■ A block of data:

********************

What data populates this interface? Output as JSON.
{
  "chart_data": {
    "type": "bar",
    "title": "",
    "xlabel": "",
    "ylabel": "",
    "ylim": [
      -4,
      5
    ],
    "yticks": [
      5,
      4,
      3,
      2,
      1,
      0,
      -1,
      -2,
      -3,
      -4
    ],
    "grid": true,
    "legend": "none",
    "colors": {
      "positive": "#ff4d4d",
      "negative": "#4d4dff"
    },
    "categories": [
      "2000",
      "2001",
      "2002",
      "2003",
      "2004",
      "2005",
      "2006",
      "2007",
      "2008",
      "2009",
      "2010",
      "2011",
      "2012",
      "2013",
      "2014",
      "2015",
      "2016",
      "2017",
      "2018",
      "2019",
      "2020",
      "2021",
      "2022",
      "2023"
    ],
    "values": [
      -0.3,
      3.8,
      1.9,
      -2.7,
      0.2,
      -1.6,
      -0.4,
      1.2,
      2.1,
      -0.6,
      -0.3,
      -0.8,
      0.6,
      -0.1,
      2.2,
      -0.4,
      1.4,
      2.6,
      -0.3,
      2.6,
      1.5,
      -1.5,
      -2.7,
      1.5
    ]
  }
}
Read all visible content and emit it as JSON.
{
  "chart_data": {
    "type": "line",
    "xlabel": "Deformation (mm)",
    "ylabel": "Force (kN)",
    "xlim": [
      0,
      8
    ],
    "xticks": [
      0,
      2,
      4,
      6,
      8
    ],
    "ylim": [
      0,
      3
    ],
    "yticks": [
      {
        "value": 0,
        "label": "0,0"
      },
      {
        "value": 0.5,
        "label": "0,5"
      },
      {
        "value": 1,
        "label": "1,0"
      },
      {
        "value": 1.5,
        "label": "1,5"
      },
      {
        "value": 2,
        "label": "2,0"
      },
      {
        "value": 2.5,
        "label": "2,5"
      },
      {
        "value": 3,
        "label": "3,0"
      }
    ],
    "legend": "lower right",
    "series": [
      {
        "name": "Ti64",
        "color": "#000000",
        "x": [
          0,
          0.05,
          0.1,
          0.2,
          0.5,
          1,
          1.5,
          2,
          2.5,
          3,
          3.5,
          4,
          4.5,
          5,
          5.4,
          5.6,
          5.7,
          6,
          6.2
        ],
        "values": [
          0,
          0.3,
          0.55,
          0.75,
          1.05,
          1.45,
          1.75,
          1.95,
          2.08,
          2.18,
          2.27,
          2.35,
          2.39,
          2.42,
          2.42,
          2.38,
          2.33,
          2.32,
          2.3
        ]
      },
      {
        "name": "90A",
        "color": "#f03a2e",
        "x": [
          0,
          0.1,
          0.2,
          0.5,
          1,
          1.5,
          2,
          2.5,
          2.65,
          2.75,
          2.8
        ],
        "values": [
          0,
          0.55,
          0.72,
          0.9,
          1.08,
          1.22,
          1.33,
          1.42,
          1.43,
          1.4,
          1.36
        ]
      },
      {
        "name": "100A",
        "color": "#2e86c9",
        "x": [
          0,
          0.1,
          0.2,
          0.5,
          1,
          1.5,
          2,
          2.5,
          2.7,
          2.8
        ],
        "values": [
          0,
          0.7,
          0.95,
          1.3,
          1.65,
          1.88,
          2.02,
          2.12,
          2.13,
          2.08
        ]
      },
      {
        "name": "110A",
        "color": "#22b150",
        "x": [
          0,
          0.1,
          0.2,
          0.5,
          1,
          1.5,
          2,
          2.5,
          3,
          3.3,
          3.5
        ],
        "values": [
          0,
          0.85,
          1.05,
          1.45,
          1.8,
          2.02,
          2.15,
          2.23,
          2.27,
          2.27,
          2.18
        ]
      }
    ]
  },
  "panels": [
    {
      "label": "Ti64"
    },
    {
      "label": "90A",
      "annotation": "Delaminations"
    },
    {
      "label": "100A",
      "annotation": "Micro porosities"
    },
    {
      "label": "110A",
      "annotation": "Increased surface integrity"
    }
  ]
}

********************

■ Required task:
Print the records above exactly as they appear.

■ Complete response:
What data populates this interface? Output as JSON.
{
  "chart_data": {
    "type": "bar",
    "title": "",
    "xlabel": "",
    "ylabel": "",
    "ylim": [
      -4,
      5
    ],
    "yticks": [
      5,
      4,
      3,
      2,
      1,
      0,
      -1,
      -2,
      -3,
      -4
    ],
    "grid": true,
    "legend": "none",
    "colors": {
      "positive": "#ff4d4d",
      "negative": "#4d4dff"
    },
    "categories": [
      "2000",
      "2001",
      "2002",
      "2003",
      "2004",
      "2005",
      "2006",
      "2007",
      "2008",
      "2009",
      "2010",
      "2011",
      "2012",
      "2013",
      "2014",
      "2015",
      "2016",
      "2017",
      "2018",
      "2019",
      "2020",
      "2021",
      "2022",
      "2023"
    ],
    "values": [
      -0.3,
      3.8,
      1.9,
      -2.7,
      0.2,
      -1.6,
      -0.4,
      1.2,
      2.1,
      -0.6,
      -0.3,
      -0.8,
      0.6,
      -0.1,
      2.2,
      -0.4,
      1.4,
      2.6,
      -0.3,
      2.6,
      1.5,
      -1.5,
      -2.7,
      1.5
    ]
  }
}
Read all visible content and emit it as JSON.
{
  "chart_data": {
    "type": "line",
    "xlabel": "Deformation (mm)",
    "ylabel": "Force (kN)",
    "xlim": [
      0,
      8
    ],
    "xticks": [
      0,
      2,
      4,
      6,
      8
    ],
    "ylim": [
      0,
      3
    ],
    "yticks": [
      {
        "value": 0,
        "label": "0,0"
      },
      {
        "value": 0.5,
        "label": "0,5"
      },
      {
        "value": 1,
        "label": "1,0"
      },
      {
        "value": 1.5,
        "label": "1,5"
      },
      {
        "value": 2,
        "label": "2,0"
      },
      {
        "value": 2.5,
        "label": "2,5"
      },
      {
        "value": 3,
        "label": "3,0"
      }
    ],
    "legend": "lower right",
    "series": [
      {
        "name": "Ti64",
        "color": "#000000",
        "x": [
          0,
          0.05,
          0.1,
          0.2,
          0.5,
          1,
          1.5,
          2,
          2.5,
          3,
          3.5,
          4,
          4.5,
          5,
          5.4,
          5.6,
          5.7,
          6,
          6.2
        ],
        "values": [
          0,
          0.3,
          0.55,
          0.75,
          1.05,
          1.45,
          1.75,
          1.95,
          2.08,
          2.18,
          2.27,
          2.35,
          2.39,
          2.42,
          2.42,
          2.38,
          2.33,
          2.32,
          2.3
        ]
      },
      {
        "name": "90A",
        "color": "#f03a2e",
        "x": [
          0,
          0.1,
          0.2,
          0.5,
          1,
          1.5,
          2,
          2.5,
          2.65,
          2.75,
          2.8
        ],
        "values": [
          0,
          0.55,
          0.72,
          0.9,
          1.08,
          1.22,
          1.33,
          1.42,
          1.43,
          1.4,
          1.36
        ]
      },
      {
        "name": "100A",
        "color": "#2e86c9",
        "x": [
          0,
          0.1,
          0.2,
          0.5,
          1,
          1.5,
          2,
          2.5,
          2.7,
          2.8
        ],
        "values": [
          0,
          0.7,
          0.95,
          1.3,
          1.65,
          1.88,
          2.02,
          2.12,
          2.13,
          2.08
        ]
      },
      {
        "name": "110A",
        "color": "#22b150",
        "x": [
          0,
          0.1,
          0.2,
          0.5,
          1,
          1.5,
          2,
          2.5,
          3,
          3.3,
          3.5
        ],
        "values": [
          0,
          0.85,
          1.05,
          1.45,
          1.8,
          2.02,
          2.15,
          2.23,
          2.27,
          2.27,
          2.18
        ]
      }
    ]
  },
  "panels": [
    {
      "label": "Ti64"
    },
    {
      "label": "90A",
      "annotation": "Delaminations"
    },
    {
      "label": "100A",
      "annotation": "Micro porosities"
    },
    {
      "label": "110A",
      "annotation": "Increased surface integrity"
    }
  ]
}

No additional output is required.